EXERCISE MATERIAL -

+-------+

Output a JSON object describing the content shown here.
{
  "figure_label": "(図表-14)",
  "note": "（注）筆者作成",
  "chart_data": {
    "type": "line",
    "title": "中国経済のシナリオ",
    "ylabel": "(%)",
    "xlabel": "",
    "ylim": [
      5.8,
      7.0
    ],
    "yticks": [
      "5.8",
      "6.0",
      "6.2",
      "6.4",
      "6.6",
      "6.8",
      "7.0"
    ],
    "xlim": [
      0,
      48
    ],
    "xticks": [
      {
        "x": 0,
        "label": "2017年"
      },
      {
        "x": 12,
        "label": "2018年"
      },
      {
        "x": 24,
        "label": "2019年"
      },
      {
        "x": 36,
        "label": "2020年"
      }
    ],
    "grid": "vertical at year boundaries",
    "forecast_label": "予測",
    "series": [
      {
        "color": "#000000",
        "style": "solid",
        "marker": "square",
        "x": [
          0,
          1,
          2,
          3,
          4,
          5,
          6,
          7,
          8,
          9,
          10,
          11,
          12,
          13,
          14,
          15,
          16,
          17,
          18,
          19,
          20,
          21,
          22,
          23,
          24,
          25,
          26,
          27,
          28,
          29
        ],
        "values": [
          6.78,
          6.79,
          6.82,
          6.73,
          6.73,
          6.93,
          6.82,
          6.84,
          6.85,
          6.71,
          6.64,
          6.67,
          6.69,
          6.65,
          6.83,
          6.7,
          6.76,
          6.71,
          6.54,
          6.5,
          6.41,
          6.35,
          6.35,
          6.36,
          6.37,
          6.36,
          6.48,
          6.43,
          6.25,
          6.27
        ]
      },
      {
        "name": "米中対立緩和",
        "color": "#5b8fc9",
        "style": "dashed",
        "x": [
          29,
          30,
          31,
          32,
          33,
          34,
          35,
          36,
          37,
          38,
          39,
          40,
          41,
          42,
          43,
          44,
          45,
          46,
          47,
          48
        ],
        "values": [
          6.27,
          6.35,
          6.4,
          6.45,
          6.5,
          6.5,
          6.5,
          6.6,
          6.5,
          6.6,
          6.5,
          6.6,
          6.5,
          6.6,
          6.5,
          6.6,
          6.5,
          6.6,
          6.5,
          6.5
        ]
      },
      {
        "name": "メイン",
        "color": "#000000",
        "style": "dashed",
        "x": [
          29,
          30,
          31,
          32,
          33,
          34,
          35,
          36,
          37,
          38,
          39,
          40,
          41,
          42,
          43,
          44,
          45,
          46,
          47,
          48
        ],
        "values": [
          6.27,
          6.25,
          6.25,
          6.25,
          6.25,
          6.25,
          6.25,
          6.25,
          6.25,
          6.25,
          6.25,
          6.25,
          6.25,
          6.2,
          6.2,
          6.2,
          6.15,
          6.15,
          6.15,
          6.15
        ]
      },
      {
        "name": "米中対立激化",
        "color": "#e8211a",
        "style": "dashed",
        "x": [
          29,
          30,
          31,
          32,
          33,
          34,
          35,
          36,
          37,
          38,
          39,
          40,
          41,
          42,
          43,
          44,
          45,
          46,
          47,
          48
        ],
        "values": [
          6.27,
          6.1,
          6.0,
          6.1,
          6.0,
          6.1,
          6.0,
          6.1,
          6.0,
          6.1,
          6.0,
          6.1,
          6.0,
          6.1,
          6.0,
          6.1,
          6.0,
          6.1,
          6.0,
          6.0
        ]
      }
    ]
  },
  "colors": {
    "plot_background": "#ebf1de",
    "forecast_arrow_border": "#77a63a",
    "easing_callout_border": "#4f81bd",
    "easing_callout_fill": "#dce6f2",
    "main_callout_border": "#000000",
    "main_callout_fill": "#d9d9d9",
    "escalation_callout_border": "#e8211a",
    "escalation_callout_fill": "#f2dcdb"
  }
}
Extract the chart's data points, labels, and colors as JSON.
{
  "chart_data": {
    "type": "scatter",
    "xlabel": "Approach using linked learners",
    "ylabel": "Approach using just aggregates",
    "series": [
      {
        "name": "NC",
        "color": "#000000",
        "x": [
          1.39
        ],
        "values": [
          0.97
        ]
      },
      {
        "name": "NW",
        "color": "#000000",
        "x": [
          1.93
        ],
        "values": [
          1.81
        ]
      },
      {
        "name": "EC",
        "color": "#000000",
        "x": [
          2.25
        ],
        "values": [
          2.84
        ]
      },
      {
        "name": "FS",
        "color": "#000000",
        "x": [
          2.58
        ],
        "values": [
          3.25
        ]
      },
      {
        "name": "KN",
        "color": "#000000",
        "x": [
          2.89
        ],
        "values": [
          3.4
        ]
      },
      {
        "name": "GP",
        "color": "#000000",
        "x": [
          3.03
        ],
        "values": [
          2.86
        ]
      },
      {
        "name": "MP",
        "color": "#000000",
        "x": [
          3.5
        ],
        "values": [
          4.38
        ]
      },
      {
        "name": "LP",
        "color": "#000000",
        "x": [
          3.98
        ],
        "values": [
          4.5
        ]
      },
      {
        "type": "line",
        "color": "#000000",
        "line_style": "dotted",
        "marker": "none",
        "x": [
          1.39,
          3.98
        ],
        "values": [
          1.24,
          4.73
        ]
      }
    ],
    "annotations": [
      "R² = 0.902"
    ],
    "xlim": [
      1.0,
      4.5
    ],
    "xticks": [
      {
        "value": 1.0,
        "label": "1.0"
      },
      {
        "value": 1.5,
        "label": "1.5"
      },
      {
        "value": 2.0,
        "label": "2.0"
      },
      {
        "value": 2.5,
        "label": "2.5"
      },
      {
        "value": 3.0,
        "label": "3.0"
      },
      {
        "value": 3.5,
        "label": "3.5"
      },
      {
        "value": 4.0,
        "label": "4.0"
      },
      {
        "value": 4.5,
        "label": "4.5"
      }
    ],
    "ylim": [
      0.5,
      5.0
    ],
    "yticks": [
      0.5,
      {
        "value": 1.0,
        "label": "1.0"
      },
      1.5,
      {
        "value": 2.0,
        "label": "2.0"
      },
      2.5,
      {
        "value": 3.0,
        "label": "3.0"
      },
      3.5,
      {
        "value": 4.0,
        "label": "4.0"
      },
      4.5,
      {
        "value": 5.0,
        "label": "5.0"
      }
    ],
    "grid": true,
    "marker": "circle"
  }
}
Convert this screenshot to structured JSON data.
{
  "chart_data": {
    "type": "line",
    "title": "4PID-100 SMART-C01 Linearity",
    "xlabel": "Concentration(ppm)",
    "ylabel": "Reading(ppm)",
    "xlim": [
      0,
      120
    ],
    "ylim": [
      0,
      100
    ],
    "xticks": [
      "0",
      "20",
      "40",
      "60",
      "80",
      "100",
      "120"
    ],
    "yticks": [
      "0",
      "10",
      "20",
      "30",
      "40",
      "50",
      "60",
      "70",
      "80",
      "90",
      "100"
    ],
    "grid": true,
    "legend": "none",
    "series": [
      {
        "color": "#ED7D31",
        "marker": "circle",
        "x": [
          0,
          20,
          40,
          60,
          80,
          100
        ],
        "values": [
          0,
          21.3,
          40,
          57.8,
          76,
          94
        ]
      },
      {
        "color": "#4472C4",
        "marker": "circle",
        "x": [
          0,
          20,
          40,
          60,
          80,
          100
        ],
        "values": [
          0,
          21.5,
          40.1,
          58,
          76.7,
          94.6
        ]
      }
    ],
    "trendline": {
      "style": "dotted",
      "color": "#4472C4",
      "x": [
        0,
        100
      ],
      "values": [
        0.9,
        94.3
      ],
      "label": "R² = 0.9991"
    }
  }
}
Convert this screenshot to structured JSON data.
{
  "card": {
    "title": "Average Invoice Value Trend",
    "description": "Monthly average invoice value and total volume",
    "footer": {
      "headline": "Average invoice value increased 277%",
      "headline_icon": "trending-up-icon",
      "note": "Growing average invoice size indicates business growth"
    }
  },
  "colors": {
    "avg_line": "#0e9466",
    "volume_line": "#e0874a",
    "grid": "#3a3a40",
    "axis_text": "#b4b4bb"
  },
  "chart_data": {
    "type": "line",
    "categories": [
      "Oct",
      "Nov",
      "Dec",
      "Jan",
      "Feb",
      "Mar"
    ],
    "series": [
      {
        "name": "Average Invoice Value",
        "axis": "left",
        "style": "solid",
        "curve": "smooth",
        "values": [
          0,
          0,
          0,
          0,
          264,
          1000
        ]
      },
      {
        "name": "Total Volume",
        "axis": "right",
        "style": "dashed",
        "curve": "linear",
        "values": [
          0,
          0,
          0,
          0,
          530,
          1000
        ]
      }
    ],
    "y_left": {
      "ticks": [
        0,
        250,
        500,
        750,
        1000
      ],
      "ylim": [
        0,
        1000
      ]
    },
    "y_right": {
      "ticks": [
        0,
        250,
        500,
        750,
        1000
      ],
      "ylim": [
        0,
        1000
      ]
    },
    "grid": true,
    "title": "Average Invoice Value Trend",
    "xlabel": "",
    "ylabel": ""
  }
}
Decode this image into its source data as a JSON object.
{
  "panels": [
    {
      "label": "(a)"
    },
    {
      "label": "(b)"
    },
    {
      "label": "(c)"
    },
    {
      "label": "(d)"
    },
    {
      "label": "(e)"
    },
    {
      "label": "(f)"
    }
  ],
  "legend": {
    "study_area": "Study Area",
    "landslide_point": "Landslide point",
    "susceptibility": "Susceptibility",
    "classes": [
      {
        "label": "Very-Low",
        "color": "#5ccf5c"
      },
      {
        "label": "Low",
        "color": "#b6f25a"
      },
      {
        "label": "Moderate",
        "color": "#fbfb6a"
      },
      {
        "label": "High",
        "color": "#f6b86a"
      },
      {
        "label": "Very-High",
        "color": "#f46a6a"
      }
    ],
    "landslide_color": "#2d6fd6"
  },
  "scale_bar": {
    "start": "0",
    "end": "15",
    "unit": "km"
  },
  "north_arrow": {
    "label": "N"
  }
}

+-------+

Search the entries for the word "marker", then list each line that holds it.

EXERCISE SOLUTION -
        "marker": "square",
        "marker": "none",
    "marker": "circle"
        "marker": "circle",
        "marker": "circle",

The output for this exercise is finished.